======== Stored rows

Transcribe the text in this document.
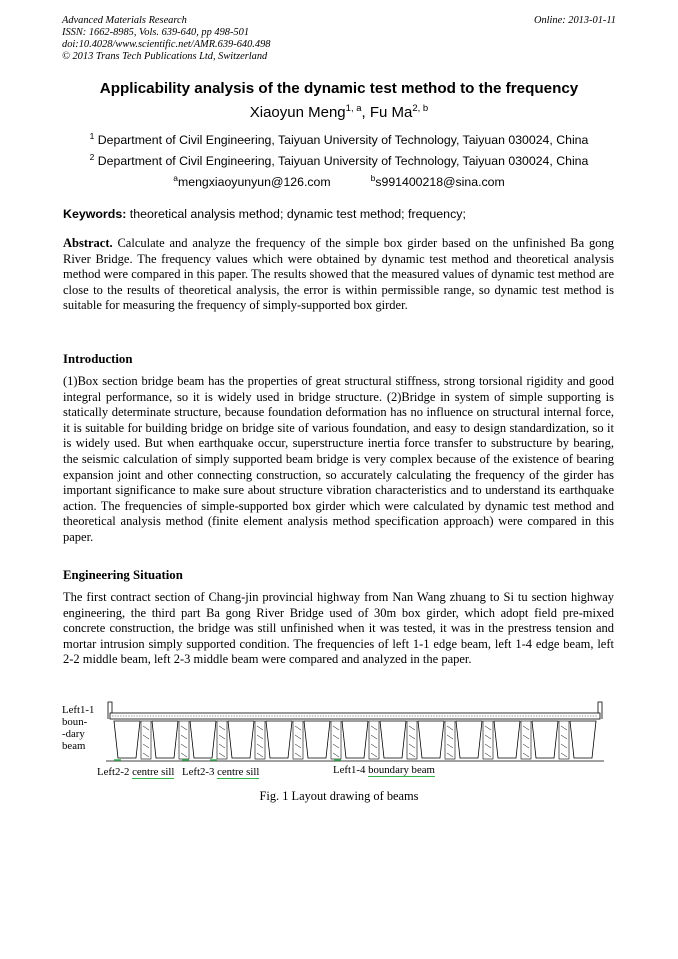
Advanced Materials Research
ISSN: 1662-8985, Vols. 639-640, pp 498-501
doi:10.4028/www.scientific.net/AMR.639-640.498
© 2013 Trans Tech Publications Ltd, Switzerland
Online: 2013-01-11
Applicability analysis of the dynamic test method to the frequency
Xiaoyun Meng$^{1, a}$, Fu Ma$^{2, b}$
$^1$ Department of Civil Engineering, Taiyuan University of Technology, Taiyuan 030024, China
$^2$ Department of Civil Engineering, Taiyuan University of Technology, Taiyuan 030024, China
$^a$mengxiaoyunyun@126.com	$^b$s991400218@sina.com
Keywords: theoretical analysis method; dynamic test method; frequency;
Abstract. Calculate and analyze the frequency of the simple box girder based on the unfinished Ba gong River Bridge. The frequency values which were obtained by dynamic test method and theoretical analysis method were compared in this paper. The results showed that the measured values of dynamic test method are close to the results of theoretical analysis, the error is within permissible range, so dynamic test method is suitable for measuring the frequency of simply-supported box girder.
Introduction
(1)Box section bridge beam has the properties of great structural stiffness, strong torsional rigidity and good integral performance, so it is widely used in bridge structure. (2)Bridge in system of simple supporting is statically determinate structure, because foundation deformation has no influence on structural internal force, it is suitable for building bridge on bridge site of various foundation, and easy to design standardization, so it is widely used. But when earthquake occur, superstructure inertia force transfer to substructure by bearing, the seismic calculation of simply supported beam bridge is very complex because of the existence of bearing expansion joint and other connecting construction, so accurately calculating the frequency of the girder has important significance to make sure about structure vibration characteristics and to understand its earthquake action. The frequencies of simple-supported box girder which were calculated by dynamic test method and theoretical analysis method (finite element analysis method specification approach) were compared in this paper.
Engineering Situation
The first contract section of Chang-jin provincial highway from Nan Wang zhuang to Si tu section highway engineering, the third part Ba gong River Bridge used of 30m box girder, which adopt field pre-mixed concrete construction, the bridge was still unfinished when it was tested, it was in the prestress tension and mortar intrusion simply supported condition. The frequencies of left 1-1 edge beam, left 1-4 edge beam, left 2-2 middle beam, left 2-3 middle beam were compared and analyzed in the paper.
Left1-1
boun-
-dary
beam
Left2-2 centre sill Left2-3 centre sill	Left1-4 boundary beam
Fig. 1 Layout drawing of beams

================

▶ [Exercise description]
Every record above should come back exactly, but without its pictures.

▶ [Answer]
Transcribe the text in this document.
Advanced Materials Research
ISSN: 1662-8985, Vols. 639-640, pp 498-501
doi:10.4028/www.scientific.net/AMR.639-640.498
© 2013 Trans Tech Publications Ltd, Switzerland
Online: 2013-01-11
Applicability analysis of the dynamic test method to the frequency
Xiaoyun Meng$^{1, a}$, Fu Ma$^{2, b}$
$^1$ Department of Civil Engineering, Taiyuan University of Technology, Taiyuan 030024, China
$^2$ Department of Civil Engineering, Taiyuan University of Technology, Taiyuan 030024, China
$^a$mengxiaoyunyun@126.com	$^b$s991400218@sina.com
Keywords: theoretical analysis method; dynamic test method; frequency;
Abstract. Calculate and analyze the frequency of the simple box girder based on the unfinished Ba gong River Bridge. The frequency values which were obtained by dynamic test method and theoretical analysis method were compared in this paper. The results showed that the measured values of dynamic test method are close to the results of theoretical analysis, the error is within permissible range, so dynamic test method is suitable for measuring the frequency of simply-supported box girder.
Introduction
(1)Box section bridge beam has the properties of great structural stiffness, strong torsional rigidity and good integral performance, so it is widely used in bridge structure. (2)Bridge in system of simple supporting is statically determinate structure, because foundation deformation has no influence on structural internal force, it is suitable for building bridge on bridge site of various foundation, and easy to design standardization, so it is widely used. But when earthquake occur, superstructure inertia force transfer to substructure by bearing, the seismic calculation of simply supported beam bridge is very complex because of the existence of bearing expansion joint and other connecting construction, so accurately calculating the frequency of the girder has important significance to make sure about structure vibration characteristics and to understand its earthquake action. The frequencies of simple-supported box girder which were calculated by dynamic test method and theoretical analysis method (finite element analysis method specification approach) were compared in this paper.
Engineering Situation
The first contract section of Chang-jin provincial highway from Nan Wang zhuang to Si tu section highway engineering, the third part Ba gong River Bridge used of 30m box girder, which adopt field pre-mixed concrete construction, the bridge was still unfinished when it was tested, it was in the prestress tension and mortar intrusion simply supported condition. The frequencies of left 1-1 edge beam, left 1-4 edge beam, left 2-2 middle beam, left 2-3 middle beam were compared and analyzed in the paper.
Left1-1
boun-
-dary
beam
Left2-2 centre sill Left2-3 centre sill	Left1-4 boundary beam
Fig. 1 Layout drawing of beams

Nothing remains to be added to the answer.